▶ **To be done**: Write the records below out again exactly as given, with no images.

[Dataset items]

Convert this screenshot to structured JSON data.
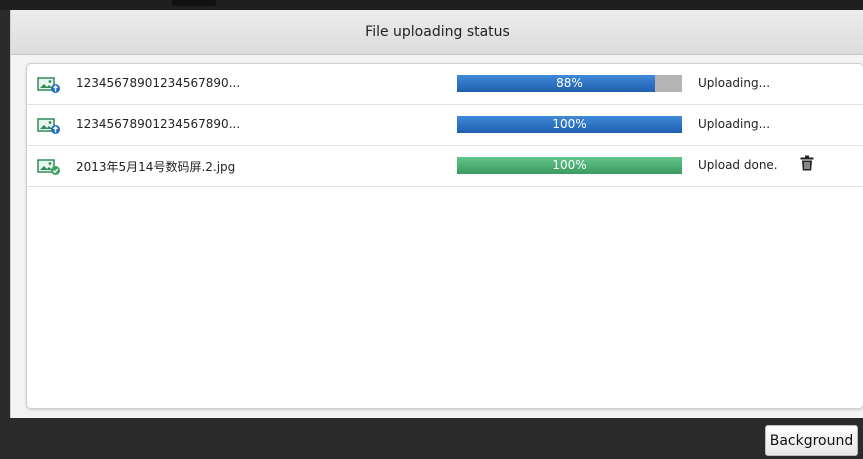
{
  "dialog": {
    "title": "File uploading status"
  },
  "files": [
    {
      "name": "12345678901234567890...",
      "progress": 0.88,
      "progress_label": "88%",
      "bar_color": "#2a6fc4",
      "status": "Uploading...",
      "state_icon": "upload-arrow-icon",
      "deletable": false
    },
    {
      "name": "12345678901234567890...",
      "progress": 1.0,
      "progress_label": "100%",
      "bar_color": "#2a6fc4",
      "status": "Uploading...",
      "state_icon": "upload-arrow-icon",
      "deletable": false
    },
    {
      "name": "2013年5月14号数码屏.2.jpg",
      "progress": 1.0,
      "progress_label": "100%",
      "bar_color": "#45a96e",
      "status": "Upload done.",
      "state_icon": "check-icon",
      "deletable": true
    }
  ],
  "footer": {
    "background_button": "Background"
  }
}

▶ **The solution**:
Convert this screenshot to structured JSON data.
{
  "dialog": {
    "title": "File uploading status"
  },
  "files": [
    {
      "name": "12345678901234567890...",
      "progress": 0.88,
      "progress_label": "88%",
      "bar_color": "#2a6fc4",
      "status": "Uploading...",
      "state_icon": "upload-arrow-icon",
      "deletable": false
    },
    {
      "name": "12345678901234567890...",
      "progress": 1.0,
      "progress_label": "100%",
      "bar_color": "#2a6fc4",
      "status": "Uploading...",
      "state_icon": "upload-arrow-icon",
      "deletable": false
    },
    {
      "name": "2013年5月14号数码屏.2.jpg",
      "progress": 1.0,
      "progress_label": "100%",
      "bar_color": "#45a96e",
      "status": "Upload done.",
      "state_icon": "check-icon",
      "deletable": true
    }
  ],
  "footer": {
    "background_button": "Background"
  }
}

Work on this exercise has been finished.